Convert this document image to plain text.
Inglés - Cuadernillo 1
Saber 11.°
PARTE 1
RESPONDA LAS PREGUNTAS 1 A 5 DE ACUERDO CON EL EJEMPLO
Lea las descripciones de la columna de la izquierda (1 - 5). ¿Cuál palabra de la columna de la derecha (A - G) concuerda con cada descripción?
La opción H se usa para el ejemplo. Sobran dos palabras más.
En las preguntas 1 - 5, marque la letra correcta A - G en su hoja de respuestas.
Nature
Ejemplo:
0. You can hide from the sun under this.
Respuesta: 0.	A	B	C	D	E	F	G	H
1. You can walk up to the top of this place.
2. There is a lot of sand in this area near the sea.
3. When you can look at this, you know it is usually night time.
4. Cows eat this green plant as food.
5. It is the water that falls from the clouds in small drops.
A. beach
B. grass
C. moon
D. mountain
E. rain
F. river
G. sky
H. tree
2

========================================================================

Given instruction
Using the listing above, work out how many of its lines include "this", and give only the result.

Exercise response
6